# Start of DATA SUPPLIED

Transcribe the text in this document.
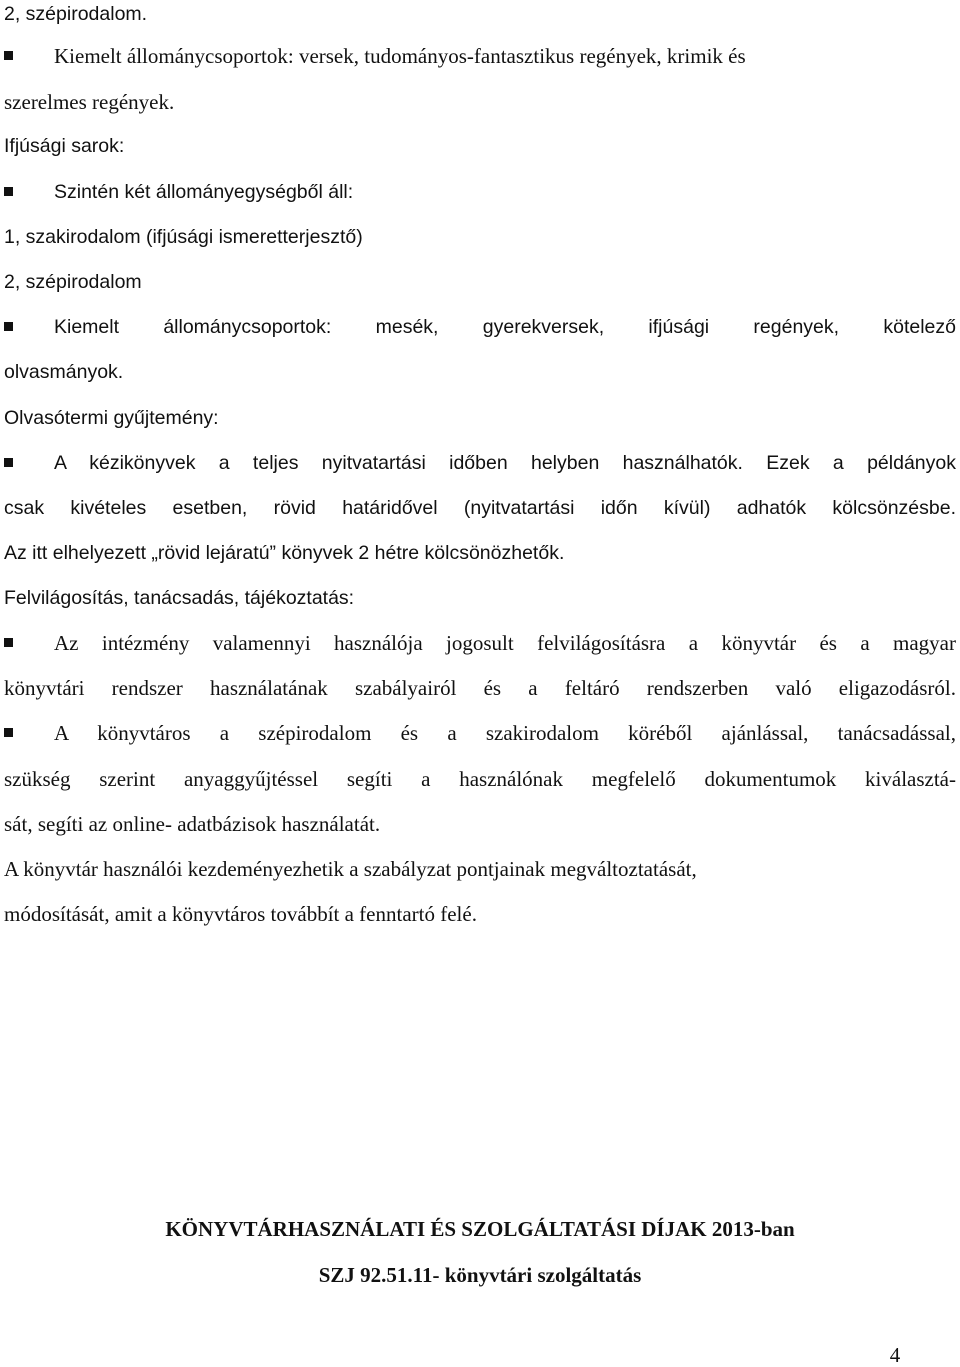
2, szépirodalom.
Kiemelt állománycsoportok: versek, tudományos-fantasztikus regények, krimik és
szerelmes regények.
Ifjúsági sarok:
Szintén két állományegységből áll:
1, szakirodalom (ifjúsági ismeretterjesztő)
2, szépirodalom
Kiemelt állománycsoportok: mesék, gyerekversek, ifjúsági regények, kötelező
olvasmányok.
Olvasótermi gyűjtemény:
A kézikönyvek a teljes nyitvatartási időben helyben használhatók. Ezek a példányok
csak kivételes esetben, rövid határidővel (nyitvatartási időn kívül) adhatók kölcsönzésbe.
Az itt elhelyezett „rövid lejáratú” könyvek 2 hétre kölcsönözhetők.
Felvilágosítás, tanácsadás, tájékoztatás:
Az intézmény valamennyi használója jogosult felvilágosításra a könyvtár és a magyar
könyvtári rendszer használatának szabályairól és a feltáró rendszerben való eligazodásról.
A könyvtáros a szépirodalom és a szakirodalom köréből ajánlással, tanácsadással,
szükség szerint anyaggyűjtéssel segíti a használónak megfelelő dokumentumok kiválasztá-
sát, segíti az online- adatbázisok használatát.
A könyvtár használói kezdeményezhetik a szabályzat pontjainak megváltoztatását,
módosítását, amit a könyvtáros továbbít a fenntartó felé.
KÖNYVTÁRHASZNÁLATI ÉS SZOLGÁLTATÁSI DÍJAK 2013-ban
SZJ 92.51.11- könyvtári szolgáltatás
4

# End of DATA SUPPLIED

DIRECTIONS FOR THIS TASK:
Search the records for the word "szakirodalom", then list every line that has it.

TASK RESULT:
1, szakirodalom (ifjúsági ismeretterjesztő)
A könyvtáros a szépirodalom és a szakirodalom köréből ajánlással, tanácsadással,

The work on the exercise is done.